Aim of the exercise: Transcribe every entry word for word, leaving out all images.

Supplied records:
·····

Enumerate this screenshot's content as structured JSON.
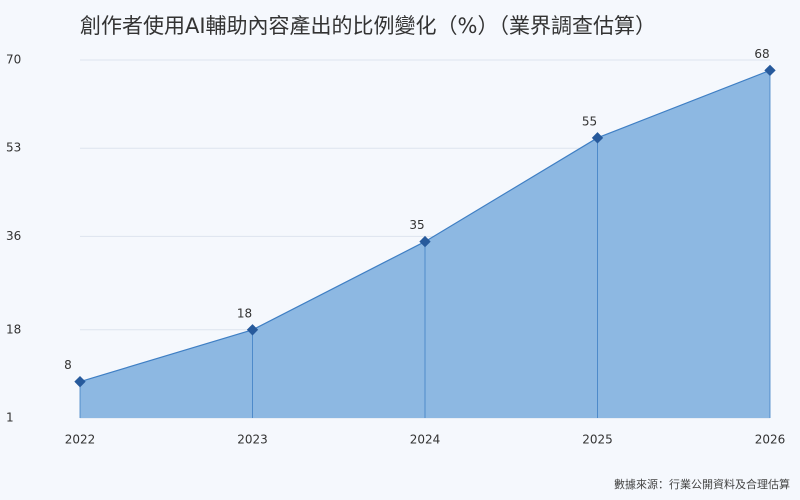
{
  "chart_data": {
    "type": "area",
    "title": "創作者使用AI輔助內容產出的比例變化（%）（業界調查估算）",
    "categories": [
      "2022",
      "2023",
      "2024",
      "2025",
      "2026"
    ],
    "values": [
      8,
      18,
      35,
      55,
      68
    ],
    "color": "#8db8e2",
    "line_color": "#3f7fc4",
    "marker_color": "#275a9c",
    "ylim": [
      1,
      70
    ],
    "yticks": [
      1,
      18,
      36,
      53,
      70
    ],
    "grid": true,
    "source": "數據來源：行業公開資料及合理估算"
  }
}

·····

Reply:
Enumerate this screenshot's content as structured JSON.
{
  "chart_data": {
    "type": "area",
    "title": "創作者使用AI輔助內容產出的比例變化（%）（業界調查估算）",
    "categories": [
      "2022",
      "2023",
      "2024",
      "2025",
      "2026"
    ],
    "values": [
      8,
      18,
      35,
      55,
      68
    ],
    "color": "#8db8e2",
    "line_color": "#3f7fc4",
    "marker_color": "#275a9c",
    "ylim": [
      1,
      70
    ],
    "yticks": [
      1,
      18,
      36,
      53,
      70
    ],
    "grid": true,
    "source": "數據來源：行業公開資料及合理估算"
  }
}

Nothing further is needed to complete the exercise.